** EXERCISE BRIEF **
Write out, exactly as they appear, only the lines running from the line with "Give me a plain-text" to the final line of the listing; include both.
═══ ENTRIES ═══
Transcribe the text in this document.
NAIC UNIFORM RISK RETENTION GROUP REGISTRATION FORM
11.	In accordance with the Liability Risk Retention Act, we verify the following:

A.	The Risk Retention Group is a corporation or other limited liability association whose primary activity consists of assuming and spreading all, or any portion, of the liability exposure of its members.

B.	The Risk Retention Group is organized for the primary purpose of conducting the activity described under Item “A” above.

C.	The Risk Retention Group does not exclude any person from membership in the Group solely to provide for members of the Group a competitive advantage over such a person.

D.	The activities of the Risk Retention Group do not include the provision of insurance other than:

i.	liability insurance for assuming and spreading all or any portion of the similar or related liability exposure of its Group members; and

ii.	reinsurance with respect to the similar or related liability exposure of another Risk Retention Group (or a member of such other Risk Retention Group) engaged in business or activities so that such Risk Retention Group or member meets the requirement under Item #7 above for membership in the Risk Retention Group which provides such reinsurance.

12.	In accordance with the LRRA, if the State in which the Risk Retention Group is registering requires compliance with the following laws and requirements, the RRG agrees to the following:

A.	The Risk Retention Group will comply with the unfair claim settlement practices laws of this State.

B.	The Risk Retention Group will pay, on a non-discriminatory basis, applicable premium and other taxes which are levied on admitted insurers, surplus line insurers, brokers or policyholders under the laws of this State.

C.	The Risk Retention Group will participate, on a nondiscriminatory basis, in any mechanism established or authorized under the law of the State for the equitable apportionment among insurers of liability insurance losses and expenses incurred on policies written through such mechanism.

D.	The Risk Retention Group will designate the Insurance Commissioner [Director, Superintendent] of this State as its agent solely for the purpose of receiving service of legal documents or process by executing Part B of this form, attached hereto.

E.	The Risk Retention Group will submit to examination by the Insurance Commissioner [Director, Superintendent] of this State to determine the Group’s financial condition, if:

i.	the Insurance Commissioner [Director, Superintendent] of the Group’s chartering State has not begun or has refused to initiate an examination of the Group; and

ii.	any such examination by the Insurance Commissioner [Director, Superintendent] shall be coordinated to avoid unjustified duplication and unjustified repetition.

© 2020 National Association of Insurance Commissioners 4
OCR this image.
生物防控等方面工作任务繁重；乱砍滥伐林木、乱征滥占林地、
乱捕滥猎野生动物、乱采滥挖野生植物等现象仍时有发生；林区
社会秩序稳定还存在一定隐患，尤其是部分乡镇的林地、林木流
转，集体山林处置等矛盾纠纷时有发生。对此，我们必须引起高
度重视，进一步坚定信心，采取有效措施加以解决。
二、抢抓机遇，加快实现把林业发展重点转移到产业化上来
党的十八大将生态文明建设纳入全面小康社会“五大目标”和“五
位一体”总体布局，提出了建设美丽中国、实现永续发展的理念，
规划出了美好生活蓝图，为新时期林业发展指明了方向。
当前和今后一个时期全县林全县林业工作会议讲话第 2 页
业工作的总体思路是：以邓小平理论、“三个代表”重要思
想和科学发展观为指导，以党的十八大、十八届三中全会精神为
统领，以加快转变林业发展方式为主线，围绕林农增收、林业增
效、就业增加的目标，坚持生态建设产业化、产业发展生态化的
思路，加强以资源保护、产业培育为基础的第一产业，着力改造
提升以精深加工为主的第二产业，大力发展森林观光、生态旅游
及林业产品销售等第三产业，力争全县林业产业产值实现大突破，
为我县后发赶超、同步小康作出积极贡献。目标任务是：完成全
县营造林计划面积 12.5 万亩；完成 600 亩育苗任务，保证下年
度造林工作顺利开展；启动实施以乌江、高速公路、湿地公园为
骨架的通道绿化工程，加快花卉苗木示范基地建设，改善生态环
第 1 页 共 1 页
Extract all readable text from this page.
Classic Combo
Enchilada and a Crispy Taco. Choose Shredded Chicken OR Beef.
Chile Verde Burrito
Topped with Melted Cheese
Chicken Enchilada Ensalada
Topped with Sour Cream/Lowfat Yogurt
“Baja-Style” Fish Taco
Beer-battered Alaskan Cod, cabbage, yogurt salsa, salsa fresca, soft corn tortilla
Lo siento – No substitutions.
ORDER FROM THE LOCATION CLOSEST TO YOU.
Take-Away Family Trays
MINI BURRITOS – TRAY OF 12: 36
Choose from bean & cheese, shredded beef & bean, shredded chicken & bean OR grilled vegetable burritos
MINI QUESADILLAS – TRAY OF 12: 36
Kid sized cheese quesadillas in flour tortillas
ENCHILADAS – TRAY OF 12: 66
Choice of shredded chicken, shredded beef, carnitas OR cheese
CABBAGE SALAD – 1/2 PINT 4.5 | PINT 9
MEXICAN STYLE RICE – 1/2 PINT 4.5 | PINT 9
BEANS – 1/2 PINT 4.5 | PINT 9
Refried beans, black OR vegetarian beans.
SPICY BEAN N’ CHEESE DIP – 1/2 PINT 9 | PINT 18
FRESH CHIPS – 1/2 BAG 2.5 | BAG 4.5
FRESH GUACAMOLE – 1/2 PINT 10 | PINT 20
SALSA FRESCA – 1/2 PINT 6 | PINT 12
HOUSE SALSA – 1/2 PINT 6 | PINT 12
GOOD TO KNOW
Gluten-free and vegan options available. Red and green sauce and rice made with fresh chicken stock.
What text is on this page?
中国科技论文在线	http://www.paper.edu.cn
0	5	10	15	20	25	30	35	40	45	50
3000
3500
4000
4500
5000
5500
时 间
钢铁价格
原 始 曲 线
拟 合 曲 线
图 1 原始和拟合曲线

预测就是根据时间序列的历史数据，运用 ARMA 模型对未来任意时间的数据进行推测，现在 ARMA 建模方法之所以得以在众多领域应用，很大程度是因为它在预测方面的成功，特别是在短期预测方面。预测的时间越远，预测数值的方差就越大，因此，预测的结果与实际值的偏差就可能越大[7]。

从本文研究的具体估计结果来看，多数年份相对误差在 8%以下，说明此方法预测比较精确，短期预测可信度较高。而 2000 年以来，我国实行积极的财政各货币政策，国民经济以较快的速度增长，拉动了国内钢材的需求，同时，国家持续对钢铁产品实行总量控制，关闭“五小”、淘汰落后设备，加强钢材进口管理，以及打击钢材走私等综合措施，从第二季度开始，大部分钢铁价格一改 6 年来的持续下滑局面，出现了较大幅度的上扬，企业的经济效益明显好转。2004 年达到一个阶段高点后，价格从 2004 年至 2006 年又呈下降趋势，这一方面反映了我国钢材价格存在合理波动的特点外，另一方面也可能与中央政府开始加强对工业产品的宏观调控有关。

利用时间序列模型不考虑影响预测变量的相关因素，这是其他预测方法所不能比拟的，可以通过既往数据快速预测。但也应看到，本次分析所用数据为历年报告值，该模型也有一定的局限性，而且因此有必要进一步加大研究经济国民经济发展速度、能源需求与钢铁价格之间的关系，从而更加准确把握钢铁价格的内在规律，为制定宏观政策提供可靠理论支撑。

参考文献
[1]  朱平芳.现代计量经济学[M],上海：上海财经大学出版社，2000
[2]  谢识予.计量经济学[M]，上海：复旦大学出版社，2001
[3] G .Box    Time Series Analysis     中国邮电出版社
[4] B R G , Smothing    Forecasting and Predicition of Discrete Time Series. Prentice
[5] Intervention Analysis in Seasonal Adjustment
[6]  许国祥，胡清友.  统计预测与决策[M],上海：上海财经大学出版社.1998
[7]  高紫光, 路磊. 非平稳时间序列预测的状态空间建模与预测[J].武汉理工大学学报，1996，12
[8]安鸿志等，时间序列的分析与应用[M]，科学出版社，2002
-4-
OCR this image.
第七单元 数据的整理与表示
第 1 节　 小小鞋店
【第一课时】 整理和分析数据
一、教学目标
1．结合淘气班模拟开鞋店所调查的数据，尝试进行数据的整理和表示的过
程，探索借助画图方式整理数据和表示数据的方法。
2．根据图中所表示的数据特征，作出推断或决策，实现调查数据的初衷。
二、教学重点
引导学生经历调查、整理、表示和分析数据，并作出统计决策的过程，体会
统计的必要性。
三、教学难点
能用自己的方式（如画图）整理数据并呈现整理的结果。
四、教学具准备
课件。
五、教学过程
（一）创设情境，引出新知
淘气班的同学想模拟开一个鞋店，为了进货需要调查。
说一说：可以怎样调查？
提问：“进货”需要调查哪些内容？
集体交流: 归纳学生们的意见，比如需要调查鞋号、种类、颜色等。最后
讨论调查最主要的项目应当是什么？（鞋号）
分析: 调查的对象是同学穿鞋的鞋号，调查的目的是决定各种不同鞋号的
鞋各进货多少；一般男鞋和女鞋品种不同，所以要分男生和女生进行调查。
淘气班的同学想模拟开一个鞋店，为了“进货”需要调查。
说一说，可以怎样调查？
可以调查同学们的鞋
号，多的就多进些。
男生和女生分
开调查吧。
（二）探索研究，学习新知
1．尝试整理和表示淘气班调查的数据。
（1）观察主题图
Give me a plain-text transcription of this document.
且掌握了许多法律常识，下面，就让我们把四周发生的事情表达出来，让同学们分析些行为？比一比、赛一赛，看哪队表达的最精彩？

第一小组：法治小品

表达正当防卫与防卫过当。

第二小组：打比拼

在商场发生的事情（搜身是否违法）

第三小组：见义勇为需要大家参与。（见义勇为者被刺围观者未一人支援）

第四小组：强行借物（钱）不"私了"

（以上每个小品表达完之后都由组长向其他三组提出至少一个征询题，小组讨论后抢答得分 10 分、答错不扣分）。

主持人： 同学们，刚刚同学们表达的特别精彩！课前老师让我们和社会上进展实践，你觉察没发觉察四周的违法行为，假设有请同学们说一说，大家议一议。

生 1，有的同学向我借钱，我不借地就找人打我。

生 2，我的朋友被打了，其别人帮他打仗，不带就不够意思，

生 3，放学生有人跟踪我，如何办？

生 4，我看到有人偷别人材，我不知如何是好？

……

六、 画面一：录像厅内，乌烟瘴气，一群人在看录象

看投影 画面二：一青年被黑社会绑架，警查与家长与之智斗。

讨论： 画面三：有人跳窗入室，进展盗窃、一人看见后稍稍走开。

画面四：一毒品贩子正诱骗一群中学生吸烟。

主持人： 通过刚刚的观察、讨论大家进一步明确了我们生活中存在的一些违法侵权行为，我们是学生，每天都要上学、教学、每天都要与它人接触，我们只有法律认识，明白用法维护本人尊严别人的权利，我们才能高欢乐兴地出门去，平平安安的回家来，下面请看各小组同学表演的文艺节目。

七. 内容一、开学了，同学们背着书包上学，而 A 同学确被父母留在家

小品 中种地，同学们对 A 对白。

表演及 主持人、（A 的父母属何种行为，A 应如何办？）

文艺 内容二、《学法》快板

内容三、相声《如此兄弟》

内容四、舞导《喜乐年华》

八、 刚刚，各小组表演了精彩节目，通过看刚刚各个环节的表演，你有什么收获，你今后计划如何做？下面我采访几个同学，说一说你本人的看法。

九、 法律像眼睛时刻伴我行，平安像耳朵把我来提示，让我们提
═══
** FULL RESPONSE **
Give me a plain-text transcription of this document.
且掌握了许多法律常识，下面，就让我们把四周发生的事情表达出来，让同学们分析些行为？比一比、赛一赛，看哪队表达的最精彩？

第一小组：法治小品

表达正当防卫与防卫过当。

第二小组：打比拼

在商场发生的事情（搜身是否违法）

第三小组：见义勇为需要大家参与。（见义勇为者被刺围观者未一人支援）

第四小组：强行借物（钱）不"私了"

（以上每个小品表达完之后都由组长向其他三组提出至少一个征询题，小组讨论后抢答得分 10 分、答错不扣分）。

主持人： 同学们，刚刚同学们表达的特别精彩！课前老师让我们和社会上进展实践，你觉察没发觉察四周的违法行为，假设有请同学们说一说，大家议一议。

生 1，有的同学向我借钱，我不借地就找人打我。

生 2，我的朋友被打了，其别人帮他打仗，不带就不够意思，

生 3，放学生有人跟踪我，如何办？

生 4，我看到有人偷别人材，我不知如何是好？

……

六、 画面一：录像厅内，乌烟瘴气，一群人在看录象

看投影 画面二：一青年被黑社会绑架，警查与家长与之智斗。

讨论： 画面三：有人跳窗入室，进展盗窃、一人看见后稍稍走开。

画面四：一毒品贩子正诱骗一群中学生吸烟。

主持人： 通过刚刚的观察、讨论大家进一步明确了我们生活中存在的一些违法侵权行为，我们是学生，每天都要上学、教学、每天都要与它人接触，我们只有法律认识，明白用法维护本人尊严别人的权利，我们才能高欢乐兴地出门去，平平安安的回家来，下面请看各小组同学表演的文艺节目。

七. 内容一、开学了，同学们背着书包上学，而 A 同学确被父母留在家

小品 中种地，同学们对 A 对白。

表演及 主持人、（A 的父母属何种行为，A 应如何办？）

文艺 内容二、《学法》快板

内容三、相声《如此兄弟》

内容四、舞导《喜乐年华》

八、 刚刚，各小组表演了精彩节目，通过看刚刚各个环节的表演，你有什么收获，你今后计划如何做？下面我采访几个同学，说一说你本人的看法。

九、 法律像眼睛时刻伴我行，平安像耳朵把我来提示，让我们提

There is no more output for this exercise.